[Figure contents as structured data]
-- start --

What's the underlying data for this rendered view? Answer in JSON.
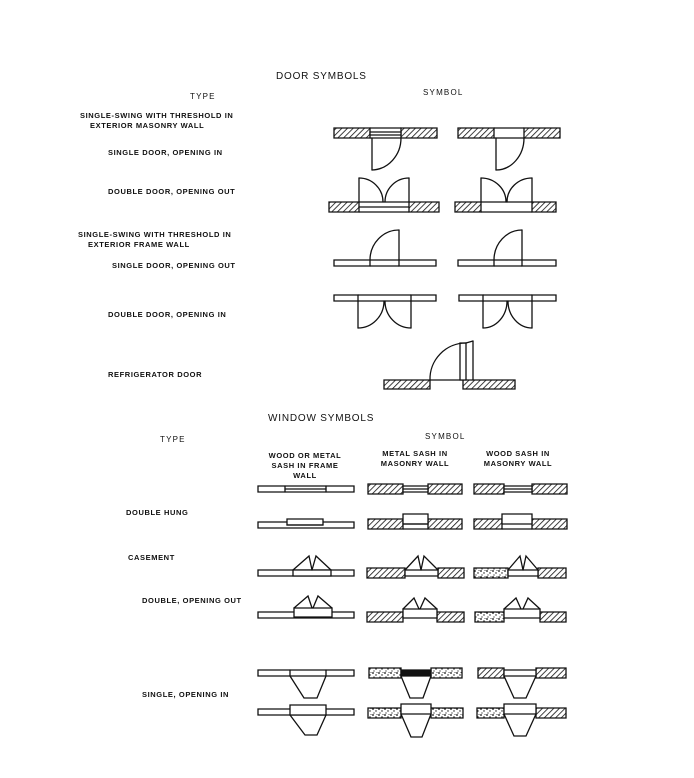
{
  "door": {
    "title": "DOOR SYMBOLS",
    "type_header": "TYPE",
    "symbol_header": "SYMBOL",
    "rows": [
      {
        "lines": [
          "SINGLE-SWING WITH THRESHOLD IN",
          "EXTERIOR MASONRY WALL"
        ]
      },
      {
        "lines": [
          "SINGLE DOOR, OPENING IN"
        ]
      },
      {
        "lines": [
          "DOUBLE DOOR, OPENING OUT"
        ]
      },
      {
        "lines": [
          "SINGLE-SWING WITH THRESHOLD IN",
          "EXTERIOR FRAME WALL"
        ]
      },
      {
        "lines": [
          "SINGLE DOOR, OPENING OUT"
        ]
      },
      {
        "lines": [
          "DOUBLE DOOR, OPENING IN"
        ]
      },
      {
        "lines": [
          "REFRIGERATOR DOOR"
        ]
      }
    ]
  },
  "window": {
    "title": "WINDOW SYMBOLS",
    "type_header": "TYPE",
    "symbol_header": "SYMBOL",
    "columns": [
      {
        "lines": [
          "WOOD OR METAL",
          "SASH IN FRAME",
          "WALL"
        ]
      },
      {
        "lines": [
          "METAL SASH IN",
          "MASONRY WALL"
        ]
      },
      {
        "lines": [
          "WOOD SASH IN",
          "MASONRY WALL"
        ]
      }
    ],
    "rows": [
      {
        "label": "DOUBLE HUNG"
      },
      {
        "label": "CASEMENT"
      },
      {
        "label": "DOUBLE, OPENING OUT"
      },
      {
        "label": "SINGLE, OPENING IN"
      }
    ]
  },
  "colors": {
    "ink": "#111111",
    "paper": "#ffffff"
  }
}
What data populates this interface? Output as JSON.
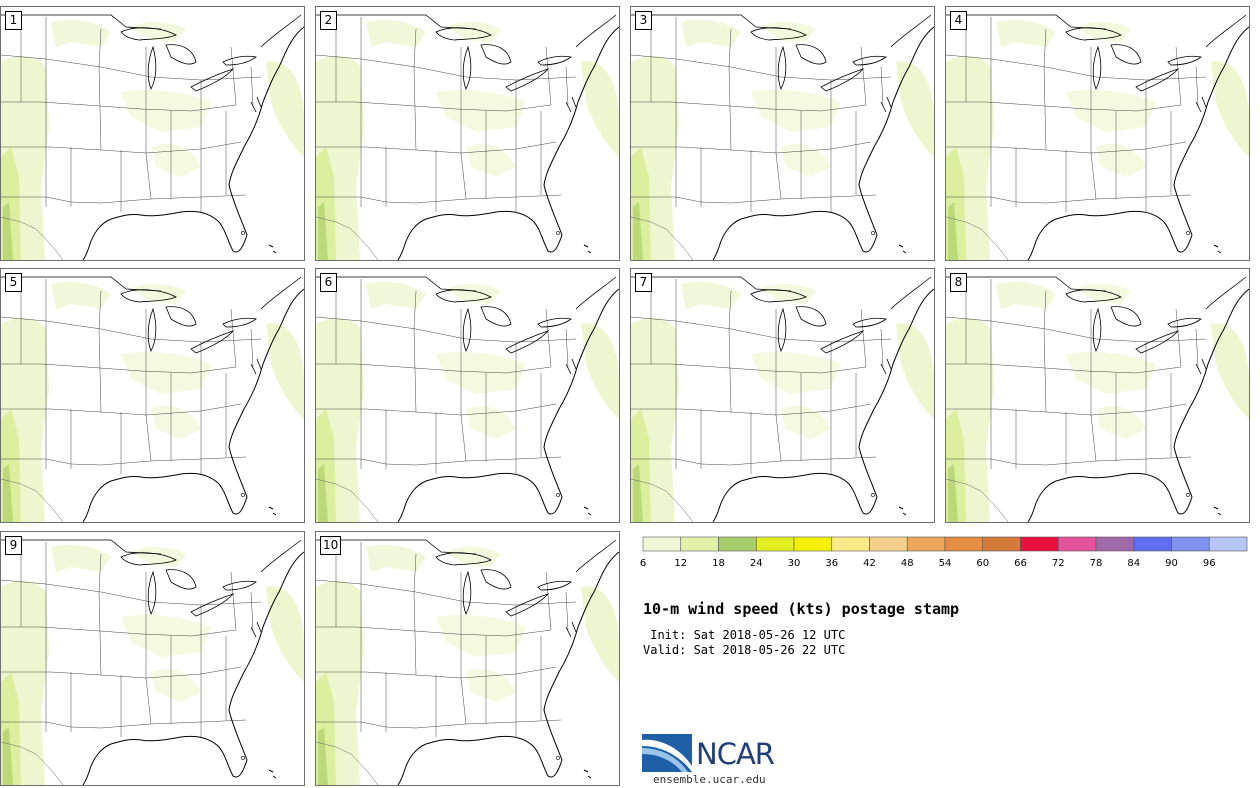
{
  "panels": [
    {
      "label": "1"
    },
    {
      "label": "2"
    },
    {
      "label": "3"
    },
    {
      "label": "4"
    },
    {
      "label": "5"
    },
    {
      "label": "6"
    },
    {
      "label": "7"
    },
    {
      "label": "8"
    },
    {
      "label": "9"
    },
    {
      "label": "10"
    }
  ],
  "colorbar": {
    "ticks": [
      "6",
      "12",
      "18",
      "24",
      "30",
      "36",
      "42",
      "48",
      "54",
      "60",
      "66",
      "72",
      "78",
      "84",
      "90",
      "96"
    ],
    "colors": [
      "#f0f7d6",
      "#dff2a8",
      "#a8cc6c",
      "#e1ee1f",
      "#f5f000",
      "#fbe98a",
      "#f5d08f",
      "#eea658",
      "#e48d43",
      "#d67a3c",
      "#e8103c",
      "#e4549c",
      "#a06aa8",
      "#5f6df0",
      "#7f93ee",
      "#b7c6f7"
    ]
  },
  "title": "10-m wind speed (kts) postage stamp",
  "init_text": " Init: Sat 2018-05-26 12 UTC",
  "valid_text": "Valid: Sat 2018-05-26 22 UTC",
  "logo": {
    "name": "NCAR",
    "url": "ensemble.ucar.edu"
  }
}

-- end --
-- start --

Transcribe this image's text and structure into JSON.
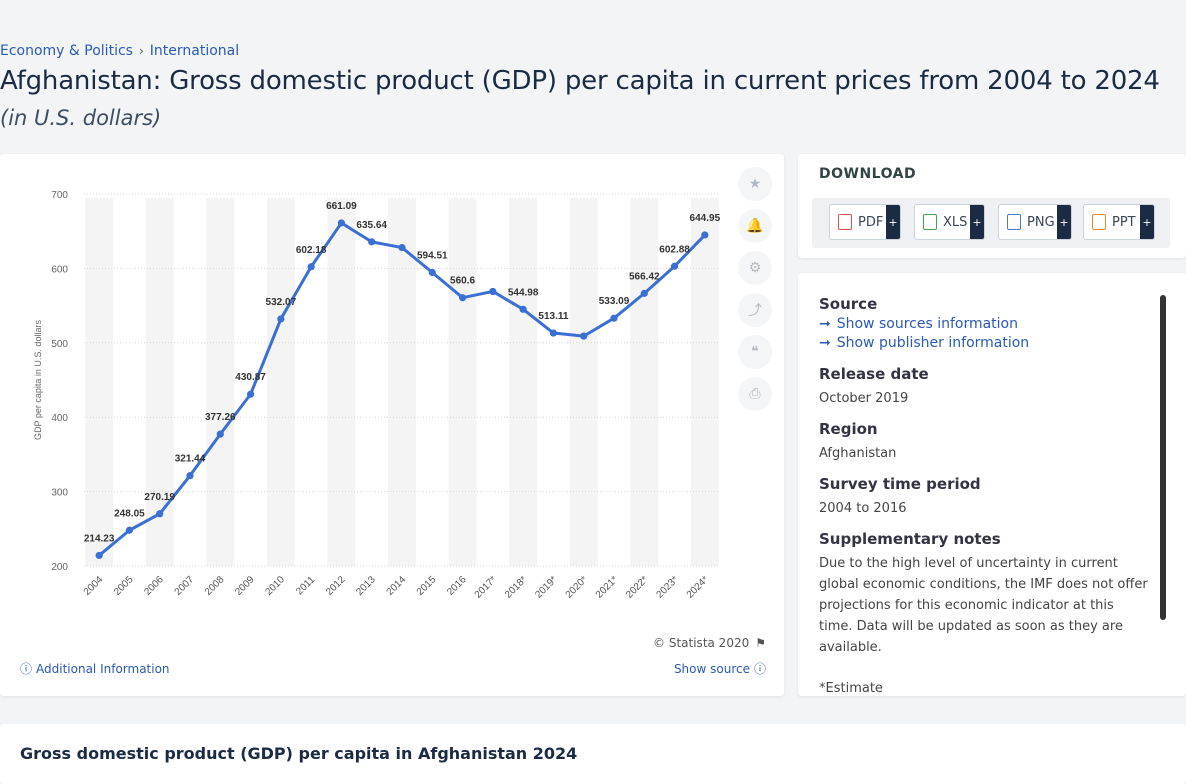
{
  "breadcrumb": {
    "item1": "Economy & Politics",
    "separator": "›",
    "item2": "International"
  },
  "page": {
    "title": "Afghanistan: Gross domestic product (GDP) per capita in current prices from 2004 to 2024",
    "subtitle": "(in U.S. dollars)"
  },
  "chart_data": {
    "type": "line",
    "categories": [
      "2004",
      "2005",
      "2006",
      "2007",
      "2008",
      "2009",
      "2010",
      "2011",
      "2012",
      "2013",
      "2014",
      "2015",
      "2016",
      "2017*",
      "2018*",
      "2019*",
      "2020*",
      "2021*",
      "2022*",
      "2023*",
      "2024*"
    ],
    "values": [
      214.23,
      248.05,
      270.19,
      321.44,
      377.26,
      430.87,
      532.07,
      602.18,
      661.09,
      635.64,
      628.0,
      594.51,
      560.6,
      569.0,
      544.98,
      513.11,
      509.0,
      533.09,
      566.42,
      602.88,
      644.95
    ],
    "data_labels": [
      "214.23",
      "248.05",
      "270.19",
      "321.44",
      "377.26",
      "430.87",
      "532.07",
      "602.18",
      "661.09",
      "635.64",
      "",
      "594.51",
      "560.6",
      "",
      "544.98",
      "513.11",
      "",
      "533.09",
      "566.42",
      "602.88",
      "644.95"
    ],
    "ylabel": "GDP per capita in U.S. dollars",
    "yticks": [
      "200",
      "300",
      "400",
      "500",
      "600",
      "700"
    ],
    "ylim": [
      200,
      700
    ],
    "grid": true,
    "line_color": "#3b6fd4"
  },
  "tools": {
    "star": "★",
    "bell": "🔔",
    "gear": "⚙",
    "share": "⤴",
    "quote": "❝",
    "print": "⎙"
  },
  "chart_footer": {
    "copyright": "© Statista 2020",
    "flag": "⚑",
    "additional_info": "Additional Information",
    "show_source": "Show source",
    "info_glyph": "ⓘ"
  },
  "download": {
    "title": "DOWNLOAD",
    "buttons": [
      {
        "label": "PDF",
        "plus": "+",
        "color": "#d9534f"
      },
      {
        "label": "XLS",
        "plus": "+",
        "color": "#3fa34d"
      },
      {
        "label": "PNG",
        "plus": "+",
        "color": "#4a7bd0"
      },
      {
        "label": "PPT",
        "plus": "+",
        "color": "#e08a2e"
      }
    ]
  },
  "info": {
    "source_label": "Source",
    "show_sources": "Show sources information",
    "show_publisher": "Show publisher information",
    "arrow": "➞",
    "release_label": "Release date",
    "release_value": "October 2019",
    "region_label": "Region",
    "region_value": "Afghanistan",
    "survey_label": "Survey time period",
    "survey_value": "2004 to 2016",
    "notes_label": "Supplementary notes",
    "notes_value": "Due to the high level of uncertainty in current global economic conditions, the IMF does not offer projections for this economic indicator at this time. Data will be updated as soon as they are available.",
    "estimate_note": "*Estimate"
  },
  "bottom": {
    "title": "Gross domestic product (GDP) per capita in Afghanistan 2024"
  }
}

-- end --

Request: Examine the records and pull out every line where the string "What" occurs.

Solution:
What's the underlying data for this rendered view? Answer in JSON.
What data populates this interface? Output as JSON.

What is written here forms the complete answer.